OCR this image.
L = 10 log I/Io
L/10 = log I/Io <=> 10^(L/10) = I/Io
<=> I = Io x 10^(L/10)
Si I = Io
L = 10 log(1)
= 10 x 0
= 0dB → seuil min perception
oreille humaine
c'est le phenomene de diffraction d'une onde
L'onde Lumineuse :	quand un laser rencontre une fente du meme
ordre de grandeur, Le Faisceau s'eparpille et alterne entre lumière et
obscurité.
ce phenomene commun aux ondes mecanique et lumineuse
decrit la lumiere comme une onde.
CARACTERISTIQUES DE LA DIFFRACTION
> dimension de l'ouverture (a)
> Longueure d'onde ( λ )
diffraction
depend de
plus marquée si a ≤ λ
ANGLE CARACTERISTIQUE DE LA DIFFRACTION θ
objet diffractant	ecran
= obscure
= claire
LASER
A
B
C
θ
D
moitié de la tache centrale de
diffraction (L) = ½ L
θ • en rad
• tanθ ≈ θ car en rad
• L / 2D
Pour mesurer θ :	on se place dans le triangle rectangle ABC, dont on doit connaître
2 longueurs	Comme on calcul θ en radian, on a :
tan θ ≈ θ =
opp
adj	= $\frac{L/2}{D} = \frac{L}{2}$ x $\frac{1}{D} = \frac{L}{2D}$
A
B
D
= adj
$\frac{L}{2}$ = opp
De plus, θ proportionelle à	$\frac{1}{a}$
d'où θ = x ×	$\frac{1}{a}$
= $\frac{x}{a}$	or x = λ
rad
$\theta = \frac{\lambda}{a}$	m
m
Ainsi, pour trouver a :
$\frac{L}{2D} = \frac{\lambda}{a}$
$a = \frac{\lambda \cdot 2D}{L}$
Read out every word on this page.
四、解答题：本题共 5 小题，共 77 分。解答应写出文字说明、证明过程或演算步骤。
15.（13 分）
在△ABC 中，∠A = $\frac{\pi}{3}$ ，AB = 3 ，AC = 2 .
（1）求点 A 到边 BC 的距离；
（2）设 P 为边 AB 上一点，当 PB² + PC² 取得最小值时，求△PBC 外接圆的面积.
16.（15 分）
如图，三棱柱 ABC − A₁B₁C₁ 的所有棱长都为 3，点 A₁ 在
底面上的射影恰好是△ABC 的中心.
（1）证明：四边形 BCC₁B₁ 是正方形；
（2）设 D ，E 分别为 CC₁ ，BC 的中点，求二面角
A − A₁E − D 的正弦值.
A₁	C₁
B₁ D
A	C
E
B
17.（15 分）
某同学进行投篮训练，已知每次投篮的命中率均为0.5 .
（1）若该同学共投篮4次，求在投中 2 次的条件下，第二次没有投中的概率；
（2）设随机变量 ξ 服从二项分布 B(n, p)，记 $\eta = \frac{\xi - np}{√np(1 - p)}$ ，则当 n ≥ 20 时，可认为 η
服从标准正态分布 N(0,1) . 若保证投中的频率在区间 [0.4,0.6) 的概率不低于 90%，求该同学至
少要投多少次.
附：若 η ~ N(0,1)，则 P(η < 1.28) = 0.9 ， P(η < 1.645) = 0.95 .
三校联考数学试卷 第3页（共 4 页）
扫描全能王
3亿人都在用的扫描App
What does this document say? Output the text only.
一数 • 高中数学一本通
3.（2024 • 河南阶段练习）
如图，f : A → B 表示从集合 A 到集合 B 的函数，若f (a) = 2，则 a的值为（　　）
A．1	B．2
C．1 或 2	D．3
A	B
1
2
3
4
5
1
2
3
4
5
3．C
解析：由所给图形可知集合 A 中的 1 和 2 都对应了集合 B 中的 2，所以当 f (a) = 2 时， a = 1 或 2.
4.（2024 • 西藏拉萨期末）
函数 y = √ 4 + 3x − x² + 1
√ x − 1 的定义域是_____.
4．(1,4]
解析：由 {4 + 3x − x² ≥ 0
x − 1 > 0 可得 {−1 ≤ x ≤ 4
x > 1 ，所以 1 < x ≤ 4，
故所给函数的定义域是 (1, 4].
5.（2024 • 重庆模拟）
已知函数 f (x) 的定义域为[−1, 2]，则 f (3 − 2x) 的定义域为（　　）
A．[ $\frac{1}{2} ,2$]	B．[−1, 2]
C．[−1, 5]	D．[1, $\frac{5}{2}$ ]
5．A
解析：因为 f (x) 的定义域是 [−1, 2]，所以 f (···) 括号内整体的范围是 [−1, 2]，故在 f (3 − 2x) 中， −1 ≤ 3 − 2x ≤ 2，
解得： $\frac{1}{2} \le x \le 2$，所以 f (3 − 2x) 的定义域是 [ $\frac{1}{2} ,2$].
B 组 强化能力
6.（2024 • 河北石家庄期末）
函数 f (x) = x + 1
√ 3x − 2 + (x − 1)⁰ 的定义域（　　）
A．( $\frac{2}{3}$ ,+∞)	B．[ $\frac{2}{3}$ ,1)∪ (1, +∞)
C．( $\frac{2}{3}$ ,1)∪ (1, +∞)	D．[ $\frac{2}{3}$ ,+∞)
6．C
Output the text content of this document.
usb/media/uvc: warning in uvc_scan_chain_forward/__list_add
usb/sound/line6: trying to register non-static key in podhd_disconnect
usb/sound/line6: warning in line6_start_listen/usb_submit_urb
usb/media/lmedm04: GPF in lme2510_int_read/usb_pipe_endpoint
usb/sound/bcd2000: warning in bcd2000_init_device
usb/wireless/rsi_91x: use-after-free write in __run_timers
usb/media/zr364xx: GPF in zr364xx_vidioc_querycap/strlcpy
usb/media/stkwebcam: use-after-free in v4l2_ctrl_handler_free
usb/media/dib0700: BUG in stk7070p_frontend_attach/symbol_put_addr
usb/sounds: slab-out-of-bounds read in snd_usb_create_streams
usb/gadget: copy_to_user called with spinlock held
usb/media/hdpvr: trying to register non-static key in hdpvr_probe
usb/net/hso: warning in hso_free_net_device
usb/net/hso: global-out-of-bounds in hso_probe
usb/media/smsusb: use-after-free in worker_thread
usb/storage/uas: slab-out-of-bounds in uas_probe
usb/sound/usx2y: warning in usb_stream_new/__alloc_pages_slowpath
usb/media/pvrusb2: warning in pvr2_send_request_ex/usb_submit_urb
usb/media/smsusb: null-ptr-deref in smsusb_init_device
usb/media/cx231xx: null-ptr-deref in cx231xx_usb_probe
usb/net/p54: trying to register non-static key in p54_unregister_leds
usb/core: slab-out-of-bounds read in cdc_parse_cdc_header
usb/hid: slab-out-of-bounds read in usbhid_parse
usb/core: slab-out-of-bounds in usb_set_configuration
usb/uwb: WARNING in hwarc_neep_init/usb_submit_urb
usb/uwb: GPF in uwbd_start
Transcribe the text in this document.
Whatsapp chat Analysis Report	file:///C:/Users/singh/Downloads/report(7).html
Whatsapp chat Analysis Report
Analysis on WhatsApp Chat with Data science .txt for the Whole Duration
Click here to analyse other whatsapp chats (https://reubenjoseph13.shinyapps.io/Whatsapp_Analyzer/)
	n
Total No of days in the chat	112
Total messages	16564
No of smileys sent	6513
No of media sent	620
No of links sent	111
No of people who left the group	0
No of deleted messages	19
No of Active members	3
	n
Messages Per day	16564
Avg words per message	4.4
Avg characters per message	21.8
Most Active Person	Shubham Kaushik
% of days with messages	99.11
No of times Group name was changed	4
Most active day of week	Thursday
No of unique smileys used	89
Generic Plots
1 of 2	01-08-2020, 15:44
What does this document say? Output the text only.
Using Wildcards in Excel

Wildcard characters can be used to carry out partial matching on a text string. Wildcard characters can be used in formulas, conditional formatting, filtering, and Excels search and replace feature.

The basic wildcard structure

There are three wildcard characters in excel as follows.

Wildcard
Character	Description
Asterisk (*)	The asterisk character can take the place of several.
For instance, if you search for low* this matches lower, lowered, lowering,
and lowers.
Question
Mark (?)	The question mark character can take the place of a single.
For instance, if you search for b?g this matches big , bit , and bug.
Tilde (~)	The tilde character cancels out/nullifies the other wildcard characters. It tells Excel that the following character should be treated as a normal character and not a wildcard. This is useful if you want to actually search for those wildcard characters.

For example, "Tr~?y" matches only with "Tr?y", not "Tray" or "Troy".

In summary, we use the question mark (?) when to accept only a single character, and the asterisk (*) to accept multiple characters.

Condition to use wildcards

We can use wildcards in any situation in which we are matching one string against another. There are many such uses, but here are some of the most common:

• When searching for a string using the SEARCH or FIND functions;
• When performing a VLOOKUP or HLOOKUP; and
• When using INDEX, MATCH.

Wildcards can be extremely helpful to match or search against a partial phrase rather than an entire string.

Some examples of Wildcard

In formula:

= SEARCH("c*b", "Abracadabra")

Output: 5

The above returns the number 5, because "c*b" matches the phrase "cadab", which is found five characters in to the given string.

## Exercise instructions
Report the number of lines containing the string "only" and add nothing to it.

## Result for this task
4